┌──

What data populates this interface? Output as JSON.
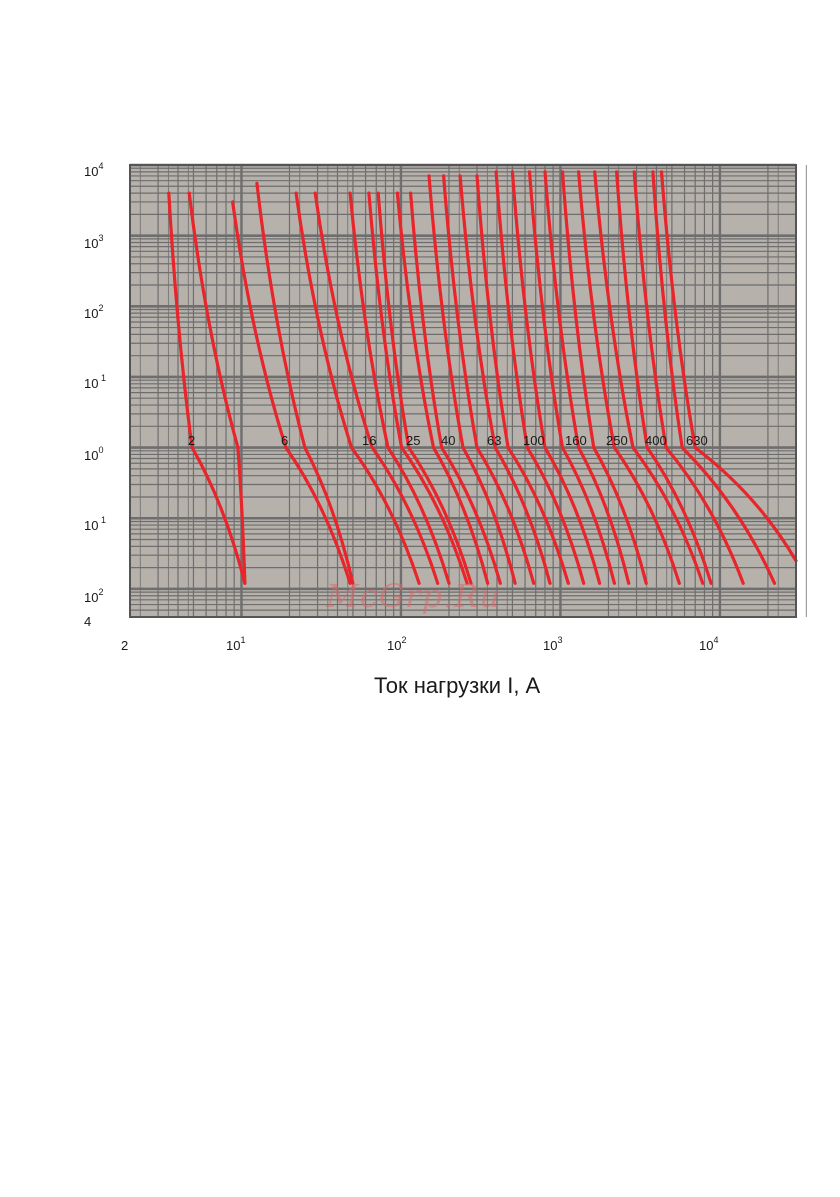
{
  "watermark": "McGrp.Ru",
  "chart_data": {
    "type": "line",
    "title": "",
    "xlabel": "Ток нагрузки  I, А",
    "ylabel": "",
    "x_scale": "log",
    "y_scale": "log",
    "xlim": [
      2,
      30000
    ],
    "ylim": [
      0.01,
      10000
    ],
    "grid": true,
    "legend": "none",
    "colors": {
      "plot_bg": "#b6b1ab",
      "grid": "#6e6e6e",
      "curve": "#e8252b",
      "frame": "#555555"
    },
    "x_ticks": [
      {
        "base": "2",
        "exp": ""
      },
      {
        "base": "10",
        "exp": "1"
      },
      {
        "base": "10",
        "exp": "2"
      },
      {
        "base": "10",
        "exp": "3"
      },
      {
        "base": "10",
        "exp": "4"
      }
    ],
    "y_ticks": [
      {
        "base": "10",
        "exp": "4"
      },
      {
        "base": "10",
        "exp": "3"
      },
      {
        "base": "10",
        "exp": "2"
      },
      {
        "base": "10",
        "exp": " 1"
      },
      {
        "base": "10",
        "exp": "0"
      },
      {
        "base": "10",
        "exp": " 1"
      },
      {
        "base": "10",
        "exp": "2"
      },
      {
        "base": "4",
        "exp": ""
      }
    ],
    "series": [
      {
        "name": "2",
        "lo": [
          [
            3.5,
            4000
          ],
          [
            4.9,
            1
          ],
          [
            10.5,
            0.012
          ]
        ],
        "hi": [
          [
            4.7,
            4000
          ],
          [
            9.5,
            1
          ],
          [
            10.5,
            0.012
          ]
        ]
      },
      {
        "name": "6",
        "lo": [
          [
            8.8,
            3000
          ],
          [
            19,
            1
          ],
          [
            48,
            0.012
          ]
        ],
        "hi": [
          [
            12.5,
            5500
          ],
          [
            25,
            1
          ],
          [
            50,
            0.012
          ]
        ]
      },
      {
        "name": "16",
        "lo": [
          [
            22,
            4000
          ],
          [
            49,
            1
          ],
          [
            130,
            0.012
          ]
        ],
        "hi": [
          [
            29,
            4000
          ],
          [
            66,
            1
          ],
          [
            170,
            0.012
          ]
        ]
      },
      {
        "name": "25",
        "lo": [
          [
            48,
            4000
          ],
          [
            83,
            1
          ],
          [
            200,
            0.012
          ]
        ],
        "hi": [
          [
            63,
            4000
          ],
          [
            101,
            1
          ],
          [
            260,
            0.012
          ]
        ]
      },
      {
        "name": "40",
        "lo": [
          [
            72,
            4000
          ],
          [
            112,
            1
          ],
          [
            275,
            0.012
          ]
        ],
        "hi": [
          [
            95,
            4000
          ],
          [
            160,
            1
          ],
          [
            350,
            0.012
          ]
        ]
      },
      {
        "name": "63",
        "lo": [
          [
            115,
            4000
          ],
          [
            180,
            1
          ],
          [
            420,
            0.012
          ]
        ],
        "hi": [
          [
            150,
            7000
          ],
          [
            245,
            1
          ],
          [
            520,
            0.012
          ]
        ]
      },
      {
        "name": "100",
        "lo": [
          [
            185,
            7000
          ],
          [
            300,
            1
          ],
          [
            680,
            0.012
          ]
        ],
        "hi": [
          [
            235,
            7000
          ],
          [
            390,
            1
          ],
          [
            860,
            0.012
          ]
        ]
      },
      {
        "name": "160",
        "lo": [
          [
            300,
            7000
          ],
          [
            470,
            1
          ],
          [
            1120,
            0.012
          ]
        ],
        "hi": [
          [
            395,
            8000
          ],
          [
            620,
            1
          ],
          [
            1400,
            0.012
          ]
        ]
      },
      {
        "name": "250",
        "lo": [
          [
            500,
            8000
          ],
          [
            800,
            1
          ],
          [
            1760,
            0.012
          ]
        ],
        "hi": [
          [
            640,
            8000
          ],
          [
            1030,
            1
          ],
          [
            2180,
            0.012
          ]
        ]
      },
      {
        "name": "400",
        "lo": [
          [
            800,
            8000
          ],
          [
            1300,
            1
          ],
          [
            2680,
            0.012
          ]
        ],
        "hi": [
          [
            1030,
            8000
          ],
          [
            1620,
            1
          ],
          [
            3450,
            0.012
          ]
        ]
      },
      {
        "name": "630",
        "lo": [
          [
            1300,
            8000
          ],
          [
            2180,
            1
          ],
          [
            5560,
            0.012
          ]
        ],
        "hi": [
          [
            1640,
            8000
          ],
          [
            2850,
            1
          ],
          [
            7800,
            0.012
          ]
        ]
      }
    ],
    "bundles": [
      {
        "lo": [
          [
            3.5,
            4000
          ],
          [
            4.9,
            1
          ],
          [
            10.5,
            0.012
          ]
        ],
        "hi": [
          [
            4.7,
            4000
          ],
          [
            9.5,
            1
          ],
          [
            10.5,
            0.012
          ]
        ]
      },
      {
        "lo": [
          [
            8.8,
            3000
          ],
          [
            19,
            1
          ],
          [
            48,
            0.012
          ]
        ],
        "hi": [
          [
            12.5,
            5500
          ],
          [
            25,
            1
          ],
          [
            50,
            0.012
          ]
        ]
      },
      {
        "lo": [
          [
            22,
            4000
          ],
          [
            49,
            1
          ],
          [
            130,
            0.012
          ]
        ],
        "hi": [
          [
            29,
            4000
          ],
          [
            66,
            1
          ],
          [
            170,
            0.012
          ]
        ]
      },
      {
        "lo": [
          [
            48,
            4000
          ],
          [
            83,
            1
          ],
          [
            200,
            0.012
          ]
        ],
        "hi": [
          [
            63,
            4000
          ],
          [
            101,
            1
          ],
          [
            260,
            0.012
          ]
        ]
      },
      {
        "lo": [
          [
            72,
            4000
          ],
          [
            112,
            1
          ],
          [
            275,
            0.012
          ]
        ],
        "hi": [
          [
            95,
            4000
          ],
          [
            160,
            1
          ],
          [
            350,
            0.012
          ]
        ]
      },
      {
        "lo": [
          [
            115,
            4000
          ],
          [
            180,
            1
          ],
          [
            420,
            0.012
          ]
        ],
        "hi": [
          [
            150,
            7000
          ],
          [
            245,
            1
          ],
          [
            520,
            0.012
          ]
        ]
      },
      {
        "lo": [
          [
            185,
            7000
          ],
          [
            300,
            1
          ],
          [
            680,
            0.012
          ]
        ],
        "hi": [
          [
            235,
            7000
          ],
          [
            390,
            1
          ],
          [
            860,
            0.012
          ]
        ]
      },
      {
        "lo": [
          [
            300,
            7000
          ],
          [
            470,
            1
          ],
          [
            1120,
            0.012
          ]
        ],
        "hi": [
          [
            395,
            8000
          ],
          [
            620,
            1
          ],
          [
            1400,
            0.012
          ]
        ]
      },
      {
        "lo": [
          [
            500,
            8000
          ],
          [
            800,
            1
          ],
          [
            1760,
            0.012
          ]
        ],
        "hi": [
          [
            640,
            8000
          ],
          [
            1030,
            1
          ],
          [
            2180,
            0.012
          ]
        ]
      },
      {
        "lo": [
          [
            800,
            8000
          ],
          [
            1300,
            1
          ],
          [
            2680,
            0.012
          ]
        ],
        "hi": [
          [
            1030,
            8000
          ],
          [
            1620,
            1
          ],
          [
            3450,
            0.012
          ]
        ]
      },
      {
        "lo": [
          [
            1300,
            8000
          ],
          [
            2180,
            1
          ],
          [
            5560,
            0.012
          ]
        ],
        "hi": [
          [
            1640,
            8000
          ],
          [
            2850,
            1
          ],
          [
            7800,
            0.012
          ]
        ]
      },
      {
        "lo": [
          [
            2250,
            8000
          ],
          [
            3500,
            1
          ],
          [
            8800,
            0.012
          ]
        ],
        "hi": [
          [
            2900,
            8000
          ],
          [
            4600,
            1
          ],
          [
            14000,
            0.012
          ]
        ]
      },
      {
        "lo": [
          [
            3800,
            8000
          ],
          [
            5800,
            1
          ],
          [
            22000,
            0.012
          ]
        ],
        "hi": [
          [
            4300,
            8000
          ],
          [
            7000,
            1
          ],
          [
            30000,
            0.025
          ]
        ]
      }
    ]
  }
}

└──

In the listing above, find the lines holding the word "name" and copy them.

Problem solution
        "name": "2",
        "name": "6",
        "name": "16",
        "name": "25",
        "name": "40",
        "name": "63",
        "name": "100",
        "name": "160",
        "name": "250",
        "name": "400",
        "name": "630",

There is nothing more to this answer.